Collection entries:
════════
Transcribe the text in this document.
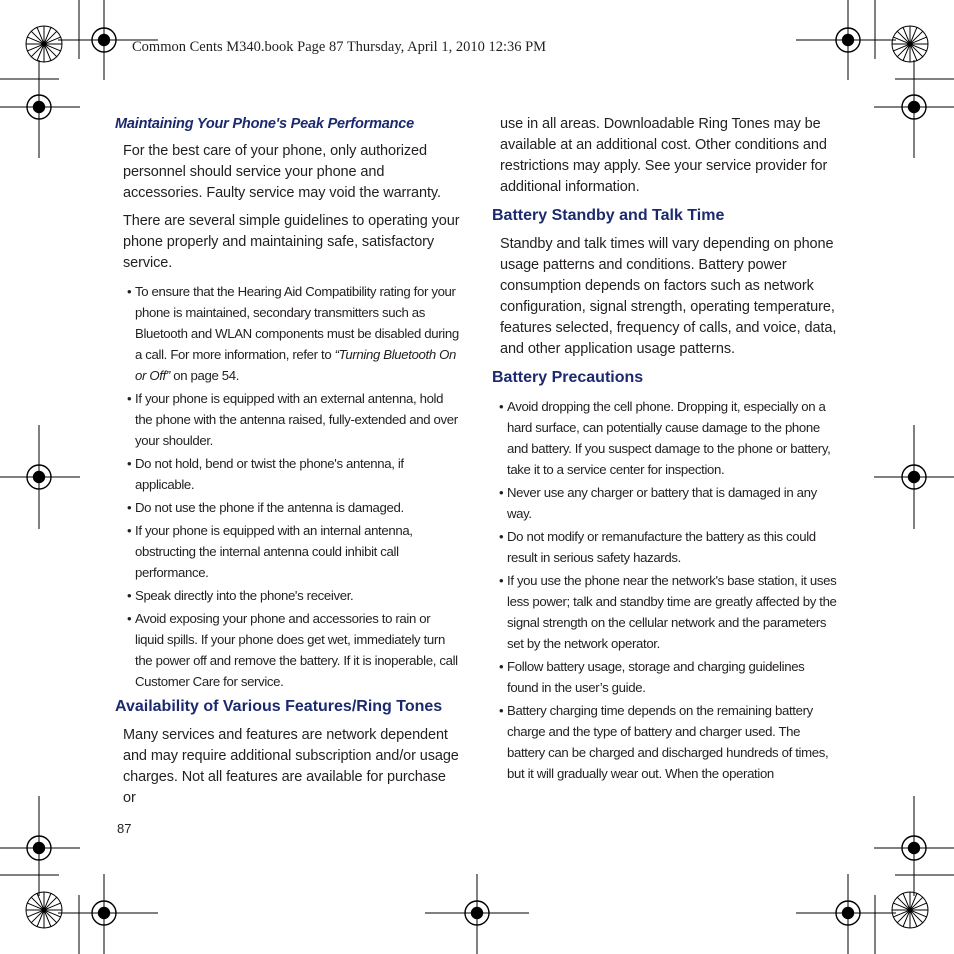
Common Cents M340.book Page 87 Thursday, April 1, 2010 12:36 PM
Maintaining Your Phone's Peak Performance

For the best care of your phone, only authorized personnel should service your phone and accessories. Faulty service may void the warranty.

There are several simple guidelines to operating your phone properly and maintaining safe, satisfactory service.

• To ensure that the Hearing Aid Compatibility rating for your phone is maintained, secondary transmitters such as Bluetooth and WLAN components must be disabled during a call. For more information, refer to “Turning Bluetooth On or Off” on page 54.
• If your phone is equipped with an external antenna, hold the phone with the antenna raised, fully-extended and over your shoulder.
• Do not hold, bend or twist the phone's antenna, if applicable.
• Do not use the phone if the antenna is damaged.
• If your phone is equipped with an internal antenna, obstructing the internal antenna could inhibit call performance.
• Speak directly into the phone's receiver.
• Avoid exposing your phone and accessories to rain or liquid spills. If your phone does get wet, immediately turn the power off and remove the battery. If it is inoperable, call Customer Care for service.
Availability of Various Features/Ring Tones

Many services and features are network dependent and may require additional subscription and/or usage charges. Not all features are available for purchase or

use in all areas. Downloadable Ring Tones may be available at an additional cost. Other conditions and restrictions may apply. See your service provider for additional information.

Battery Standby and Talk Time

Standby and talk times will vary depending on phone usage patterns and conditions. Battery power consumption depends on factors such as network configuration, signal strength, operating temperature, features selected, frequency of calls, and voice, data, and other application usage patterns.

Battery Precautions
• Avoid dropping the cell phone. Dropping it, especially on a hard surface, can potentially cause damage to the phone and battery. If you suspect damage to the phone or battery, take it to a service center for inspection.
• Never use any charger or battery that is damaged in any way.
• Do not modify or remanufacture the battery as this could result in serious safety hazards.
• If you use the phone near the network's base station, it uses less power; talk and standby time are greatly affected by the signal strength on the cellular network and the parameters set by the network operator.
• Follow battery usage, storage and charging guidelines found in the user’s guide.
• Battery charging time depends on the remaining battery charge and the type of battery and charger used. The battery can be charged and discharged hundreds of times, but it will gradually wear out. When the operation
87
════════
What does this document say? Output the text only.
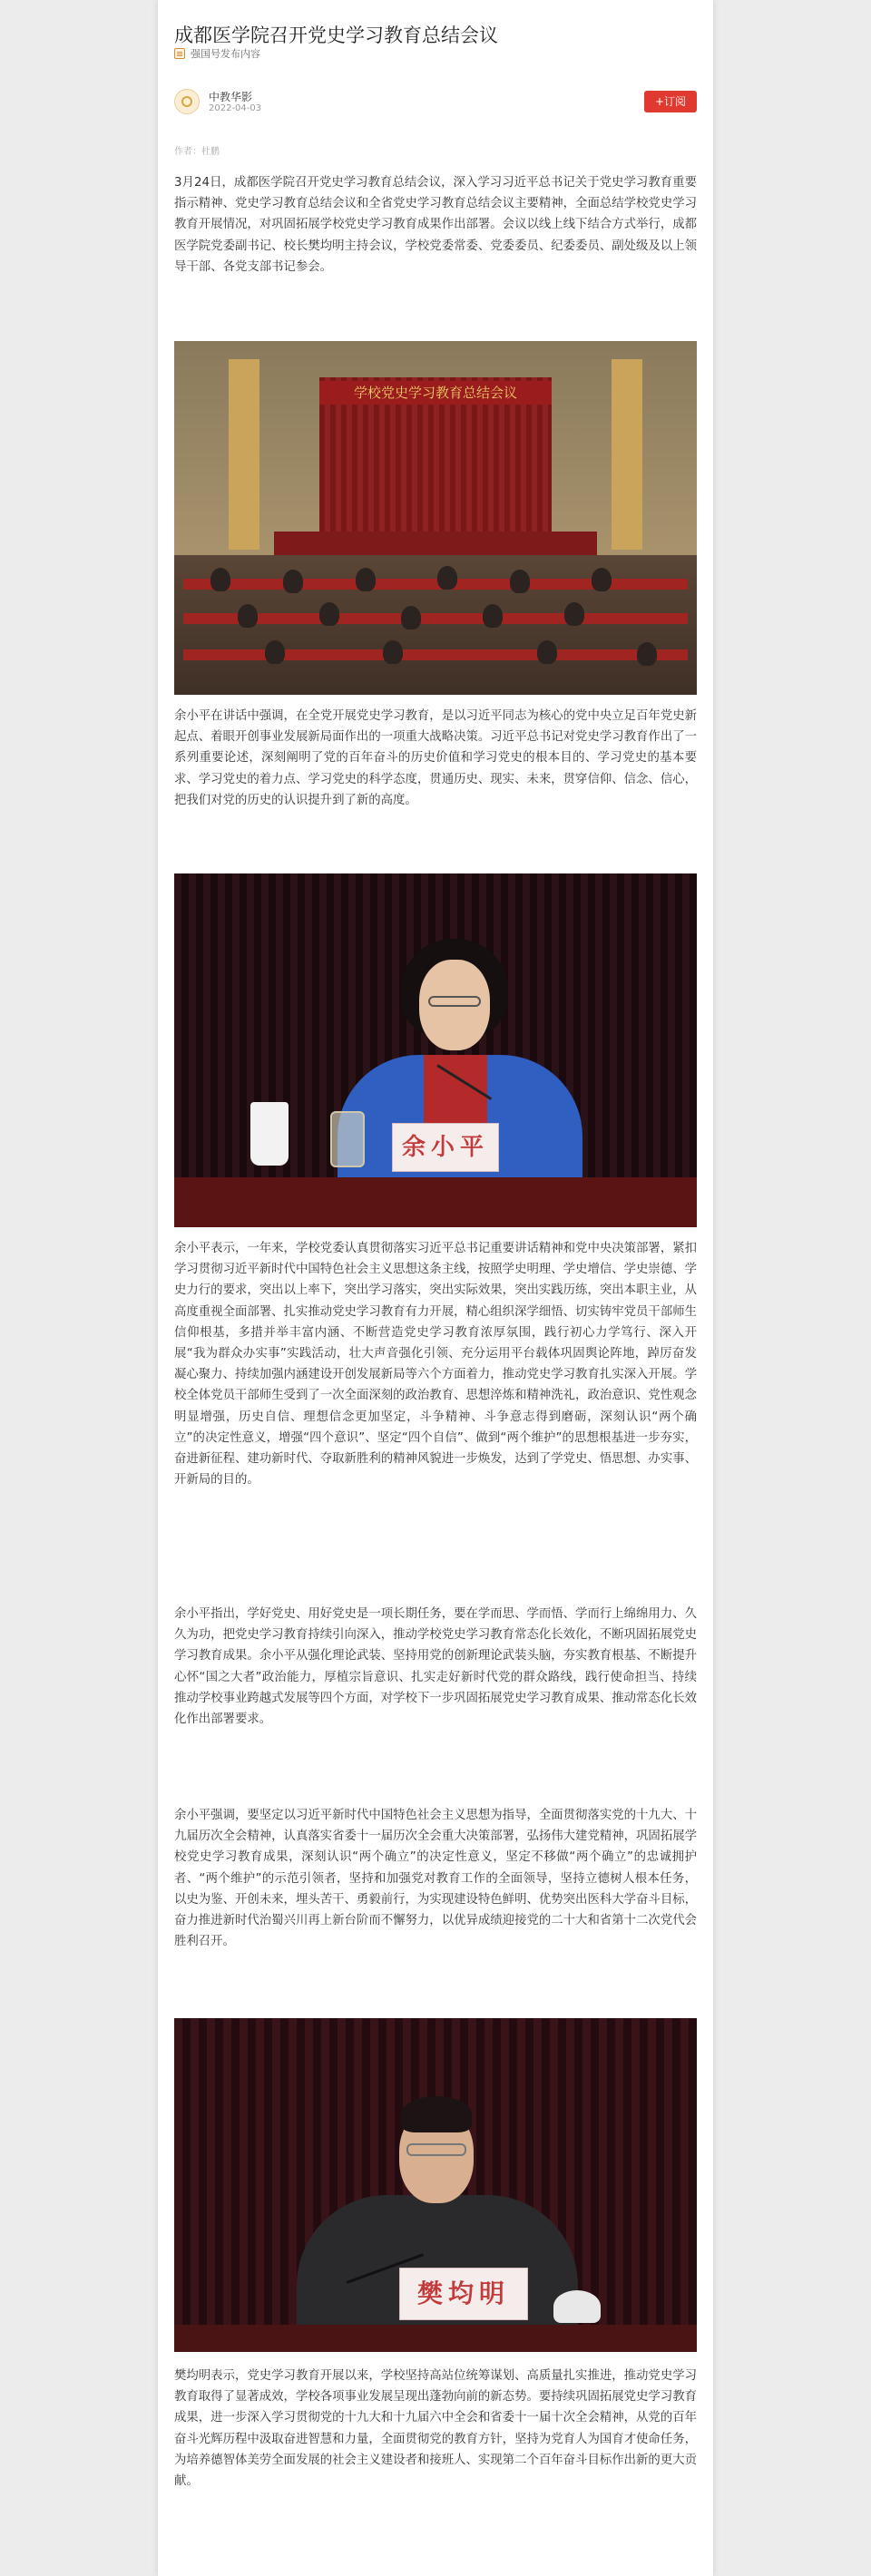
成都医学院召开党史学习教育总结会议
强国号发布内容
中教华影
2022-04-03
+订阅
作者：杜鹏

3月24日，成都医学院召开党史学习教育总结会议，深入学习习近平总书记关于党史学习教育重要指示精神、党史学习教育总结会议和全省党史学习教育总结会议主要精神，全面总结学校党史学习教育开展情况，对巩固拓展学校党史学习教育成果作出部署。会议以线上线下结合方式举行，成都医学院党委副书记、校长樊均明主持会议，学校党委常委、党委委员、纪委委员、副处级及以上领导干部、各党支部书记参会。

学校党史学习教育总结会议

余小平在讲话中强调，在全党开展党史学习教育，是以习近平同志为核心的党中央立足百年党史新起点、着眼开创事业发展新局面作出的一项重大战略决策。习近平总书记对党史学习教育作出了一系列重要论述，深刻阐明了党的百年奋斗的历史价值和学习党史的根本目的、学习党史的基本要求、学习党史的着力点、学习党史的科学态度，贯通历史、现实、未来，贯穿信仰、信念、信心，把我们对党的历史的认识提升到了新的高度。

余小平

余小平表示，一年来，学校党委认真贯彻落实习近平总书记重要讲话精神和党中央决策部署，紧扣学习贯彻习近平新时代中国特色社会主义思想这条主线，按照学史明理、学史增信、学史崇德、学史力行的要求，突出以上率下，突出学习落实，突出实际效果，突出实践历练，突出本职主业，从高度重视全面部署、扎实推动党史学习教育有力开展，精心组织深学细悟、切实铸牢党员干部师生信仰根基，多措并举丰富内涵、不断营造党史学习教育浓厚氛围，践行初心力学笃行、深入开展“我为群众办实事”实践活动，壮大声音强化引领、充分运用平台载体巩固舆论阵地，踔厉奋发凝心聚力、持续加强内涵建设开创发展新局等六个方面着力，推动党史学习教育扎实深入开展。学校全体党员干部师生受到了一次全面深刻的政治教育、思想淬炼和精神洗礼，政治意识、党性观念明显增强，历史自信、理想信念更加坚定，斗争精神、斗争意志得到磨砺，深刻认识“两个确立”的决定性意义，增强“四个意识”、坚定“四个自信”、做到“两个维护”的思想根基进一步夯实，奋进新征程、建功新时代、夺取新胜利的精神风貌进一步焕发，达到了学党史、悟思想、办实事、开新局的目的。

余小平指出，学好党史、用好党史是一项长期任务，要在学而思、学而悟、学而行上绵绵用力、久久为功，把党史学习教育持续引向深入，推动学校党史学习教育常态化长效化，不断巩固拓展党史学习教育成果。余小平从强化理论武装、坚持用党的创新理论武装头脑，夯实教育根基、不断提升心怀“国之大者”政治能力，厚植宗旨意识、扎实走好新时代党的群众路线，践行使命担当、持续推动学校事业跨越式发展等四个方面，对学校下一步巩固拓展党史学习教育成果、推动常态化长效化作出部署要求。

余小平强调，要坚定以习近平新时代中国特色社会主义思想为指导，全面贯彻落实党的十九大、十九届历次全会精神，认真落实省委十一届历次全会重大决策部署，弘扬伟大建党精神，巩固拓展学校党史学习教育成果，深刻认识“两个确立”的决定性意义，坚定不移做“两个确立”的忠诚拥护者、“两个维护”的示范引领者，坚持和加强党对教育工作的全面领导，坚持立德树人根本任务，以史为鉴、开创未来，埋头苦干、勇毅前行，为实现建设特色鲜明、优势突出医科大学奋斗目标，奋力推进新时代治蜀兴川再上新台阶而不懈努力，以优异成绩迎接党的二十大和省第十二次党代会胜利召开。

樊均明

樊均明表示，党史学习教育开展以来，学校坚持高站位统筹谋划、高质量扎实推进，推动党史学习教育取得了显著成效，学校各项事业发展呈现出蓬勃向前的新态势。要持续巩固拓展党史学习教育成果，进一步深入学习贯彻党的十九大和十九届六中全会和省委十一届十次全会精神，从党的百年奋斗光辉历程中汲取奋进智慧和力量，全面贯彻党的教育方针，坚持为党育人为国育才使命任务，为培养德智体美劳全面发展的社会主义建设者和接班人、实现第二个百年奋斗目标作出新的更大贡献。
════════
What you are asked to do: Extract every line containing the string "signal" from the data above.

Solved problem:
Standby and talk times will vary depending on phone usage patterns and conditions. Battery power consumption depends on factors such as network configuration, signal strength, operating temperature, features selected, frequency of calls, and voice, data, and other application usage patterns.
• If you use the phone near the network's base station, it uses less power; talk and standby time are greatly affected by the signal strength on the cellular network and the parameters set by the network operator.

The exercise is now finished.